■ Goal
For every line in the records that has the word "title", make a copy.

── Provided entries

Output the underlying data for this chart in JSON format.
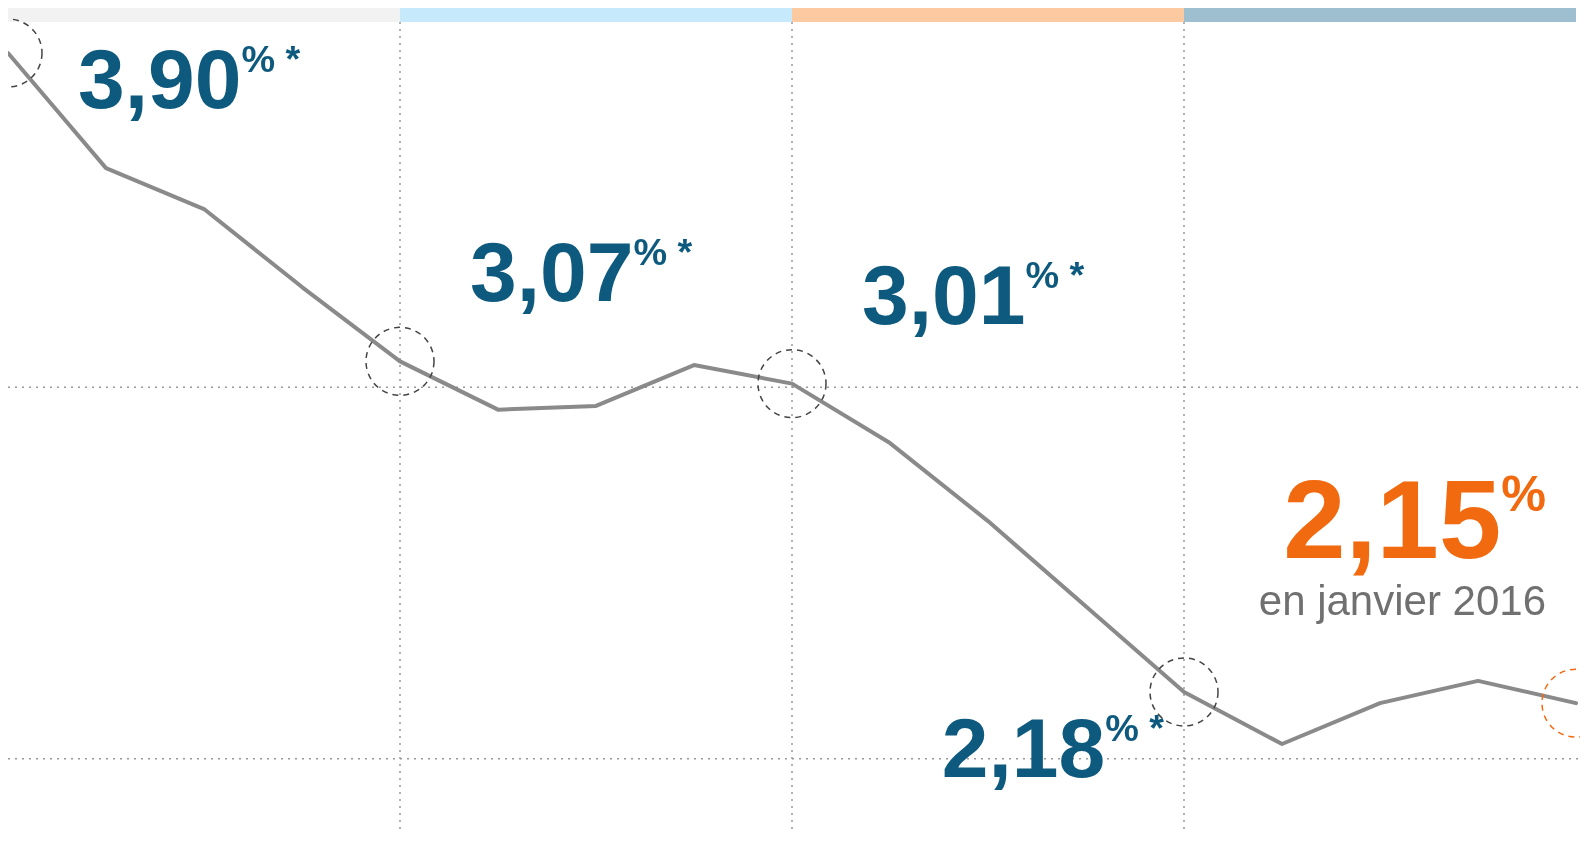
{
  "chart_data": {
    "type": "line",
    "categories": [
      null,
      null,
      null,
      null,
      null,
      null,
      null,
      null,
      null,
      null,
      null,
      null,
      null,
      null,
      null,
      null,
      null
    ],
    "grid": true,
    "series": [
      {
        "color": "#8a8a8a",
        "values": [
          3.9,
          3.59,
          3.48,
          3.27,
          3.07,
          2.94,
          2.95,
          3.06,
          3.01,
          2.85,
          2.64,
          2.41,
          2.18,
          2.04,
          2.15,
          2.21,
          2.15
        ],
        "value_labels": [
          "3,90$^{% *}$",
          null,
          null,
          null,
          "3,07$^{% *}$",
          null,
          null,
          null,
          "3,01$^{% *}$",
          null,
          null,
          null,
          "2,18$^{% *}$",
          null,
          null,
          null,
          null
        ]
      }
    ],
    "annotations": [
      "2,15$^{%}$",
      "en janvier 2016"
    ]
  }
}
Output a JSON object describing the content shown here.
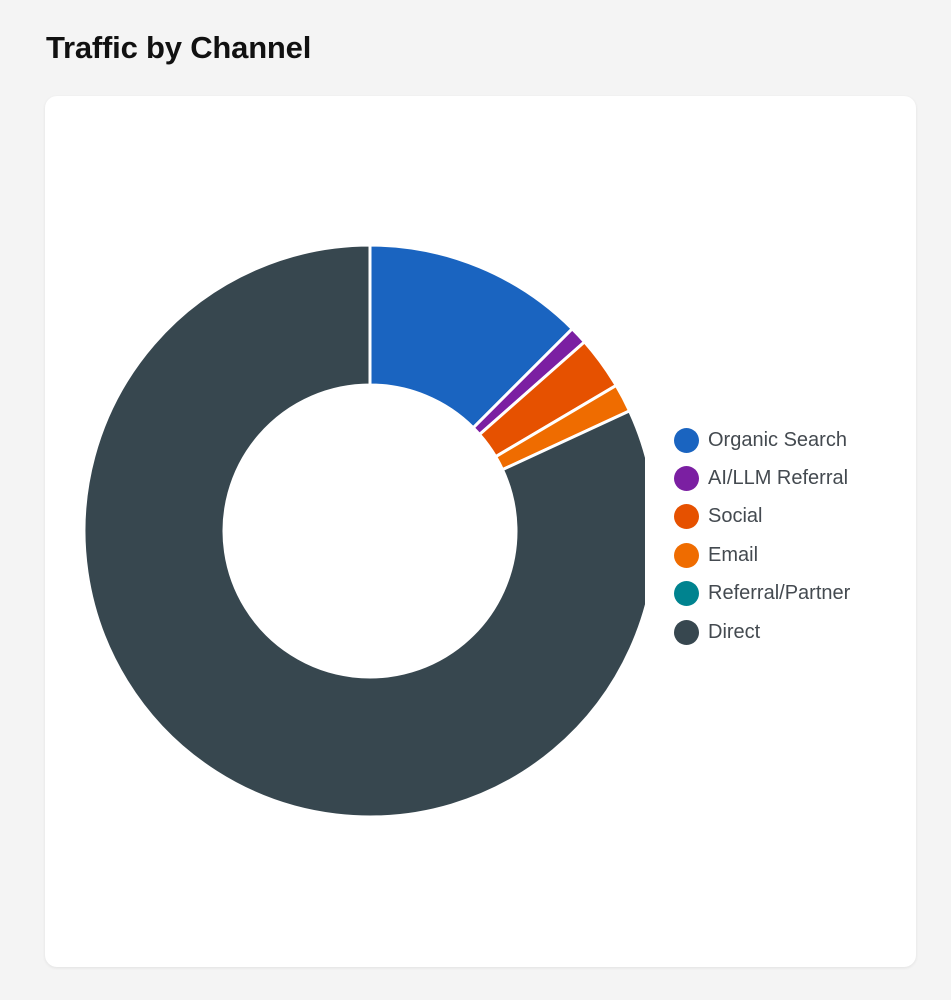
{
  "page": {
    "title": "Traffic by Channel"
  },
  "chart_data": {
    "type": "pie",
    "variant": "donut",
    "title": "Traffic by Channel",
    "unit": "percent of traffic (estimated)",
    "categories": [
      "Organic Search",
      "AI/LLM Referral",
      "Social",
      "Email",
      "Referral/Partner",
      "Direct"
    ],
    "values": [
      12.5,
      1.0,
      3.0,
      1.6,
      0.0,
      81.9
    ],
    "colors": [
      "#1a64c0",
      "#7b1fa2",
      "#e65100",
      "#ef6c00",
      "#00838f",
      "#37474f"
    ],
    "legend_position": "right",
    "legend": [
      {
        "label": "Organic Search",
        "color": "#1a64c0"
      },
      {
        "label": "AI/LLM Referral",
        "color": "#7b1fa2"
      },
      {
        "label": "Social",
        "color": "#e65100"
      },
      {
        "label": "Email",
        "color": "#ef6c00"
      },
      {
        "label": "Referral/Partner",
        "color": "#00838f"
      },
      {
        "label": "Direct",
        "color": "#37474f"
      }
    ]
  }
}
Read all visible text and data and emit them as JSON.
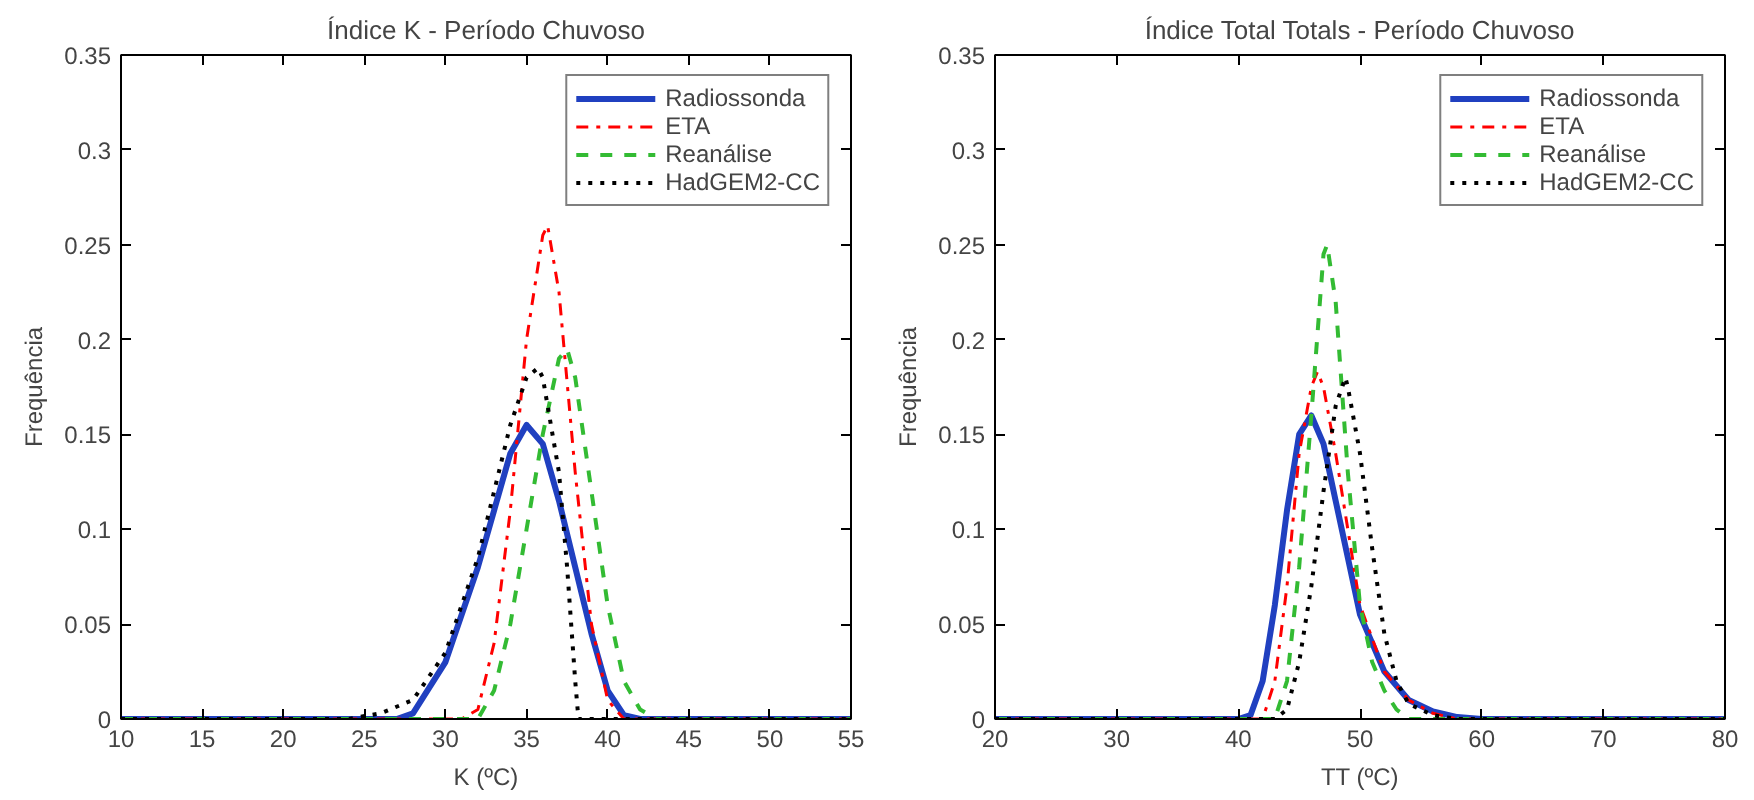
{
  "chart_data": [
    {
      "type": "line",
      "title": "Índice K - Período Chuvoso",
      "xlabel": "K (ºC)",
      "ylabel": "Frequência",
      "xlim": [
        10,
        55
      ],
      "xticks": [
        10,
        15,
        20,
        25,
        30,
        35,
        40,
        45,
        50,
        55
      ],
      "ylim": [
        0,
        0.35
      ],
      "yticks": [
        0,
        0.05,
        0.1,
        0.15,
        0.2,
        0.25,
        0.3,
        0.35
      ],
      "grid": false,
      "legend": "top right",
      "series": [
        {
          "name": "Radiossonda",
          "color": "#2040c0",
          "line_style": "solid",
          "x": [
            10,
            20,
            27,
            28,
            30,
            32,
            33,
            34,
            35,
            36,
            37,
            38,
            39,
            40,
            41,
            42,
            55
          ],
          "values": [
            0,
            0,
            0,
            0.003,
            0.03,
            0.08,
            0.11,
            0.14,
            0.155,
            0.145,
            0.115,
            0.08,
            0.045,
            0.015,
            0.002,
            0,
            0
          ]
        },
        {
          "name": "ETA",
          "color": "#ff0000",
          "line_style": "dashdot",
          "x": [
            10,
            20,
            31,
            32,
            33,
            34,
            35,
            36,
            36.3,
            37,
            38,
            39,
            40,
            41,
            55
          ],
          "values": [
            0,
            0,
            0,
            0.005,
            0.04,
            0.11,
            0.2,
            0.255,
            0.26,
            0.225,
            0.13,
            0.05,
            0.01,
            0,
            0
          ]
        },
        {
          "name": "Reanálise",
          "color": "#33bb33",
          "line_style": "dashed",
          "x": [
            10,
            20,
            32,
            33,
            34,
            35,
            36,
            37,
            37.5,
            38,
            39,
            40,
            41,
            42,
            43,
            55
          ],
          "values": [
            0,
            0,
            0,
            0.015,
            0.05,
            0.1,
            0.15,
            0.19,
            0.195,
            0.18,
            0.12,
            0.06,
            0.02,
            0.005,
            0,
            0
          ]
        },
        {
          "name": "HadGEM2-CC",
          "color": "#000000",
          "line_style": "dotted",
          "x": [
            10,
            20,
            24,
            26,
            28,
            30,
            32,
            33,
            34,
            35,
            35.7,
            36,
            37,
            37.5,
            38,
            38.2,
            55
          ],
          "values": [
            0,
            0,
            0,
            0.003,
            0.01,
            0.035,
            0.085,
            0.12,
            0.155,
            0.18,
            0.185,
            0.18,
            0.13,
            0.08,
            0.02,
            0,
            0
          ]
        }
      ]
    },
    {
      "type": "line",
      "title": "Índice Total Totals - Período Chuvoso",
      "xlabel": "TT (ºC)",
      "ylabel": "Frequência",
      "xlim": [
        20,
        80
      ],
      "xticks": [
        20,
        30,
        40,
        50,
        60,
        70,
        80
      ],
      "ylim": [
        0,
        0.35
      ],
      "yticks": [
        0,
        0.05,
        0.1,
        0.15,
        0.2,
        0.25,
        0.3,
        0.35
      ],
      "grid": false,
      "legend": "top right",
      "series": [
        {
          "name": "Radiossonda",
          "color": "#2040c0",
          "line_style": "solid",
          "x": [
            20,
            30,
            40,
            41,
            42,
            43,
            44,
            45,
            46,
            47,
            48,
            49,
            50,
            52,
            54,
            56,
            58,
            60,
            80
          ],
          "values": [
            0,
            0,
            0,
            0.002,
            0.02,
            0.06,
            0.11,
            0.15,
            0.16,
            0.145,
            0.115,
            0.085,
            0.055,
            0.025,
            0.01,
            0.004,
            0.001,
            0,
            0
          ]
        },
        {
          "name": "ETA",
          "color": "#ff0000",
          "line_style": "dashdot",
          "x": [
            20,
            30,
            42,
            43,
            44,
            45,
            46,
            46.5,
            47,
            48,
            49,
            50,
            52,
            54,
            56,
            58,
            80
          ],
          "values": [
            0,
            0,
            0,
            0.02,
            0.07,
            0.14,
            0.175,
            0.183,
            0.175,
            0.14,
            0.1,
            0.06,
            0.025,
            0.01,
            0.003,
            0,
            0
          ]
        },
        {
          "name": "Reanálise",
          "color": "#33bb33",
          "line_style": "dashed",
          "x": [
            20,
            30,
            43,
            44,
            45,
            46,
            47,
            47.3,
            48,
            49,
            50,
            51,
            52,
            53,
            54,
            80
          ],
          "values": [
            0,
            0,
            0,
            0.02,
            0.08,
            0.16,
            0.245,
            0.25,
            0.22,
            0.13,
            0.06,
            0.03,
            0.015,
            0.005,
            0,
            0
          ]
        },
        {
          "name": "HadGEM2-CC",
          "color": "#000000",
          "line_style": "dotted",
          "x": [
            20,
            30,
            43,
            44,
            45,
            46,
            47,
            48,
            48.8,
            49,
            50,
            51,
            52,
            53,
            54,
            56,
            58,
            80
          ],
          "values": [
            0,
            0,
            0,
            0.005,
            0.03,
            0.07,
            0.12,
            0.165,
            0.18,
            0.175,
            0.14,
            0.09,
            0.045,
            0.02,
            0.008,
            0.002,
            0,
            0
          ]
        }
      ]
    }
  ]
}
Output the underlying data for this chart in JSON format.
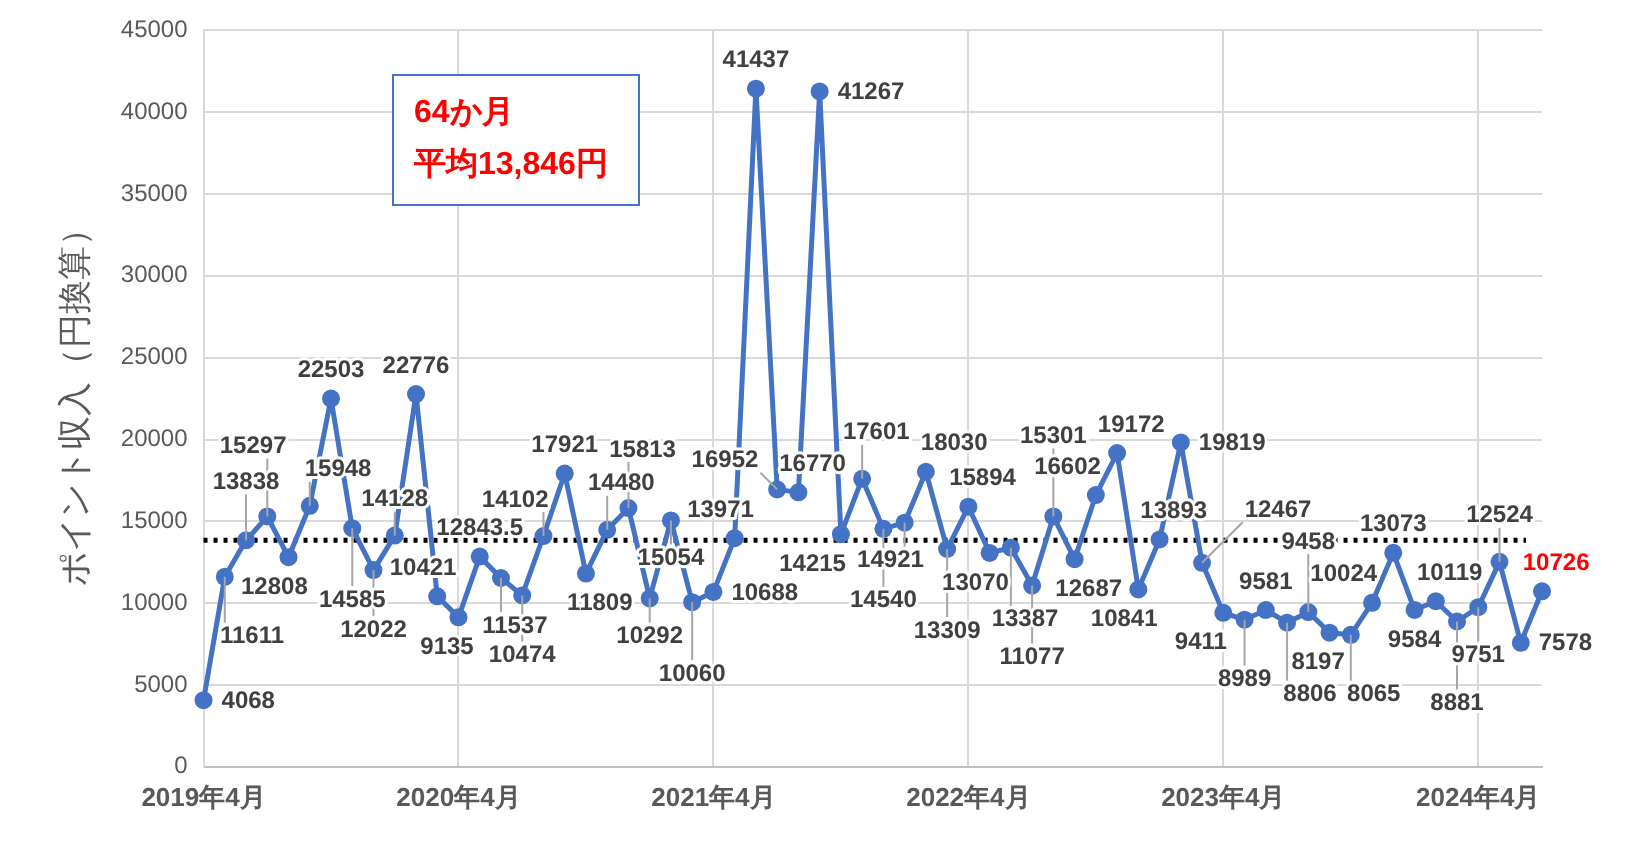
{
  "chart_data": {
    "type": "line",
    "ylabel": "ポイント収入（円換算）",
    "categories": [
      "2019年4月",
      null,
      null,
      null,
      null,
      null,
      null,
      null,
      null,
      null,
      null,
      null,
      "2020年4月",
      null,
      null,
      null,
      null,
      null,
      null,
      null,
      null,
      null,
      null,
      null,
      "2021年4月",
      null,
      null,
      null,
      null,
      null,
      null,
      null,
      null,
      null,
      null,
      null,
      "2022年4月",
      null,
      null,
      null,
      null,
      null,
      null,
      null,
      null,
      null,
      null,
      null,
      "2023年4月",
      null,
      null,
      null,
      null,
      null,
      null,
      null,
      null,
      null,
      null,
      null,
      "2024年4月",
      null,
      null,
      null
    ],
    "series": [
      {
        "color": "#4472c4",
        "values": [
          4068,
          11611,
          13838,
          15297,
          12808,
          15948,
          22503,
          14585,
          12022,
          14128,
          22776,
          10421,
          9135,
          12843.5,
          11537,
          10474,
          14102,
          17921,
          11809,
          14480,
          15813,
          10292,
          15054,
          10060,
          10688,
          13971,
          41437,
          16952,
          16770,
          41267,
          14215,
          17601,
          14540,
          14921,
          18030,
          13309,
          15894,
          13070,
          13387,
          11077,
          15301,
          12687,
          16602,
          19172,
          10841,
          13893,
          19819,
          12467,
          9411,
          8989,
          9581,
          8806,
          9458,
          8197,
          8065,
          10024,
          13073,
          9584,
          10119,
          8881,
          9751,
          12524,
          7578,
          10726
        ]
      }
    ],
    "ylim": [
      0,
      45000
    ],
    "yticks": [
      0,
      5000,
      10000,
      15000,
      20000,
      25000,
      30000,
      35000,
      40000,
      45000
    ],
    "grid": true,
    "marker": "circle",
    "line_style": "solid",
    "data_labels": true,
    "ref_lines": [
      {
        "axis": "y",
        "value": 13846,
        "color": "#000000",
        "line_style": "dotted"
      }
    ],
    "annotations": [
      "64か月",
      "平均13,846円"
    ]
  }
}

────

■ Response
    "title": "Traffic by Channel"
    "title": "Traffic by Channel",
      "title": "Índice K - Período Chuvoso",
      "title": "Índice Total Totals - Período Chuvoso",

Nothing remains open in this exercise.